** Begin Data for processing **

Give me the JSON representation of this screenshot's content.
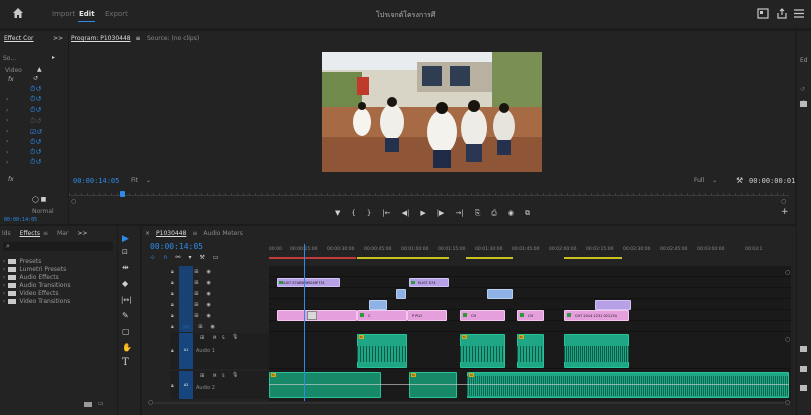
{
  "topbar": {
    "home_label": "⌂",
    "tabs": [
      {
        "label": "Import",
        "active": false
      },
      {
        "label": "Edit",
        "active": true
      },
      {
        "label": "Export",
        "active": false
      }
    ],
    "project_title": "โปรเจกต์โครงการศึ"
  },
  "program_monitor": {
    "tab_left": "Effect Cor",
    "expand": ">>",
    "tab_program": "Program: P1030448",
    "menu": "≡",
    "tab_source": "Source: (no clips)",
    "timecode": "00:00:14:05",
    "fit_label": "Fit",
    "quality_label": "Full",
    "duration": "00:00:00:01",
    "transport": [
      "▼",
      "{",
      "}",
      "|←",
      "◀|",
      "▶",
      "|▶",
      "→|",
      "⎘",
      "⎙",
      "◉",
      "⧉"
    ],
    "add_button": "+"
  },
  "effect_controls": {
    "source_label": "So...",
    "video_label": "Video",
    "fx_label": "fx",
    "normal_label": "Normal",
    "timecode": "00:00:14:05"
  },
  "effects_panel": {
    "tabs": [
      {
        "label": "lds",
        "active": false
      },
      {
        "label": "Effects",
        "active": true
      },
      {
        "label": "≡",
        "active": false
      },
      {
        "label": "Mar",
        "active": false
      },
      {
        "label": ">>",
        "active": false
      }
    ],
    "search_icon": "⌕",
    "items": [
      "Presets",
      "Lumetri Presets",
      "Audio Effects",
      "Audio Transitions",
      "Video Effects",
      "Video Transitions"
    ]
  },
  "timeline": {
    "tab_sequence": "P1030448",
    "tab_menu": "≡",
    "tab_audio": "Audio Meters",
    "close_x": "×",
    "timecode": "00:00:14:05",
    "ruler": [
      "00:00",
      "00:00:15:00",
      "00:00:30:00",
      "00:00:45:00",
      "00:01:00:00",
      "00:01:15:00",
      "00:01:30:00",
      "00:01:45:00",
      "00:02:00:00",
      "00:02:15:00",
      "00:02:30:00",
      "00:02:45:00",
      "00:03:00:00",
      "00:03:1"
    ],
    "tracks": [
      {
        "name": "V6"
      },
      {
        "name": "V5"
      },
      {
        "name": "V4"
      },
      {
        "name": "V3"
      },
      {
        "name": "V2"
      },
      {
        "name": "V1"
      }
    ],
    "audio_tracks": [
      {
        "name": "A1",
        "label": "Audio 1",
        "m": "M",
        "s": "S"
      },
      {
        "name": "A2",
        "label": "Audio 2",
        "m": "M",
        "s": "S"
      }
    ],
    "clip_labels": {
      "v5_clip": "DLI07 S7ABB28B1ME731",
      "v5_clip2": "ELI07 S74",
      "v1_a": "C",
      "v1_b": "P",
      "v1_c": "PLO",
      "v1_d": "CH",
      "v1_e": "CH",
      "v1_f": "CH7 2014 1231 021134",
      "a_fx": "fx"
    }
  },
  "tools": [
    "▶",
    "⇹",
    "✎",
    "⧖",
    "✚",
    "✋",
    "T"
  ],
  "colors": {
    "accent": "#2d8ceb",
    "playhead": "#2d8ceb",
    "video_clip": "#e59fdc",
    "audio_clip": "#1fa785",
    "video_blue": "#8fb2e6",
    "bar_red": "#c23b3b",
    "bar_yellow": "#c9c21c"
  }
}
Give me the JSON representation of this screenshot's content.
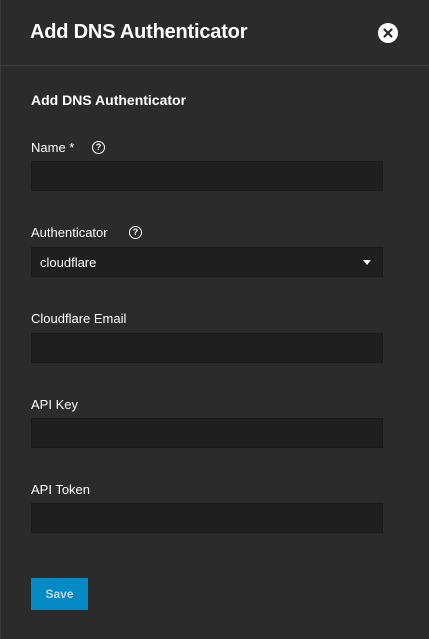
{
  "header": {
    "title": "Add DNS Authenticator",
    "close_icon": "close-icon"
  },
  "form": {
    "section_title": "Add DNS Authenticator",
    "name": {
      "label": "Name *",
      "value": "",
      "help_icon": "help-icon"
    },
    "authenticator": {
      "label": "Authenticator",
      "selected": "cloudflare",
      "help_icon": "help-icon"
    },
    "cloudflare_email": {
      "label": "Cloudflare Email",
      "value": ""
    },
    "api_key": {
      "label": "API Key",
      "value": ""
    },
    "api_token": {
      "label": "API Token",
      "value": ""
    },
    "save_label": "Save"
  },
  "colors": {
    "background": "#2b2b2b",
    "input_background": "#1f1f1f",
    "primary": "#0095d5",
    "text": "#ffffff"
  }
}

** End Data for processing **

-- Aim --
Omitting all images, print the listing exactly.

-- Response below --
Give me the JSON representation of this screenshot's content.
{
  "topbar": {
    "home_label": "⌂",
    "tabs": [
      {
        "label": "Import",
        "active": false
      },
      {
        "label": "Edit",
        "active": true
      },
      {
        "label": "Export",
        "active": false
      }
    ],
    "project_title": "โปรเจกต์โครงการศึ"
  },
  "program_monitor": {
    "tab_left": "Effect Cor",
    "expand": ">>",
    "tab_program": "Program: P1030448",
    "menu": "≡",
    "tab_source": "Source: (no clips)",
    "timecode": "00:00:14:05",
    "fit_label": "Fit",
    "quality_label": "Full",
    "duration": "00:00:00:01",
    "transport": [
      "▼",
      "{",
      "}",
      "|←",
      "◀|",
      "▶",
      "|▶",
      "→|",
      "⎘",
      "⎙",
      "◉",
      "⧉"
    ],
    "add_button": "+"
  },
  "effect_controls": {
    "source_label": "So...",
    "video_label": "Video",
    "fx_label": "fx",
    "normal_label": "Normal",
    "timecode": "00:00:14:05"
  },
  "effects_panel": {
    "tabs": [
      {
        "label": "lds",
        "active": false
      },
      {
        "label": "Effects",
        "active": true
      },
      {
        "label": "≡",
        "active": false
      },
      {
        "label": "Mar",
        "active": false
      },
      {
        "label": ">>",
        "active": false
      }
    ],
    "search_icon": "⌕",
    "items": [
      "Presets",
      "Lumetri Presets",
      "Audio Effects",
      "Audio Transitions",
      "Video Effects",
      "Video Transitions"
    ]
  },
  "timeline": {
    "tab_sequence": "P1030448",
    "tab_menu": "≡",
    "tab_audio": "Audio Meters",
    "close_x": "×",
    "timecode": "00:00:14:05",
    "ruler": [
      "00:00",
      "00:00:15:00",
      "00:00:30:00",
      "00:00:45:00",
      "00:01:00:00",
      "00:01:15:00",
      "00:01:30:00",
      "00:01:45:00",
      "00:02:00:00",
      "00:02:15:00",
      "00:02:30:00",
      "00:02:45:00",
      "00:03:00:00",
      "00:03:1"
    ],
    "tracks": [
      {
        "name": "V6"
      },
      {
        "name": "V5"
      },
      {
        "name": "V4"
      },
      {
        "name": "V3"
      },
      {
        "name": "V2"
      },
      {
        "name": "V1"
      }
    ],
    "audio_tracks": [
      {
        "name": "A1",
        "label": "Audio 1",
        "m": "M",
        "s": "S"
      },
      {
        "name": "A2",
        "label": "Audio 2",
        "m": "M",
        "s": "S"
      }
    ],
    "clip_labels": {
      "v5_clip": "DLI07 S7ABB28B1ME731",
      "v5_clip2": "ELI07 S74",
      "v1_a": "C",
      "v1_b": "P",
      "v1_c": "PLO",
      "v1_d": "CH",
      "v1_e": "CH",
      "v1_f": "CH7 2014 1231 021134",
      "a_fx": "fx"
    }
  },
  "tools": [
    "▶",
    "⇹",
    "✎",
    "⧖",
    "✚",
    "✋",
    "T"
  ],
  "colors": {
    "accent": "#2d8ceb",
    "playhead": "#2d8ceb",
    "video_clip": "#e59fdc",
    "audio_clip": "#1fa785",
    "video_blue": "#8fb2e6",
    "bar_red": "#c23b3b",
    "bar_yellow": "#c9c21c"
  }
}
Give me the JSON representation of this screenshot's content.
{
  "header": {
    "title": "Add DNS Authenticator",
    "close_icon": "close-icon"
  },
  "form": {
    "section_title": "Add DNS Authenticator",
    "name": {
      "label": "Name *",
      "value": "",
      "help_icon": "help-icon"
    },
    "authenticator": {
      "label": "Authenticator",
      "selected": "cloudflare",
      "help_icon": "help-icon"
    },
    "cloudflare_email": {
      "label": "Cloudflare Email",
      "value": ""
    },
    "api_key": {
      "label": "API Key",
      "value": ""
    },
    "api_token": {
      "label": "API Token",
      "value": ""
    },
    "save_label": "Save"
  },
  "colors": {
    "background": "#2b2b2b",
    "input_background": "#1f1f1f",
    "primary": "#0095d5",
    "text": "#ffffff"
  }
}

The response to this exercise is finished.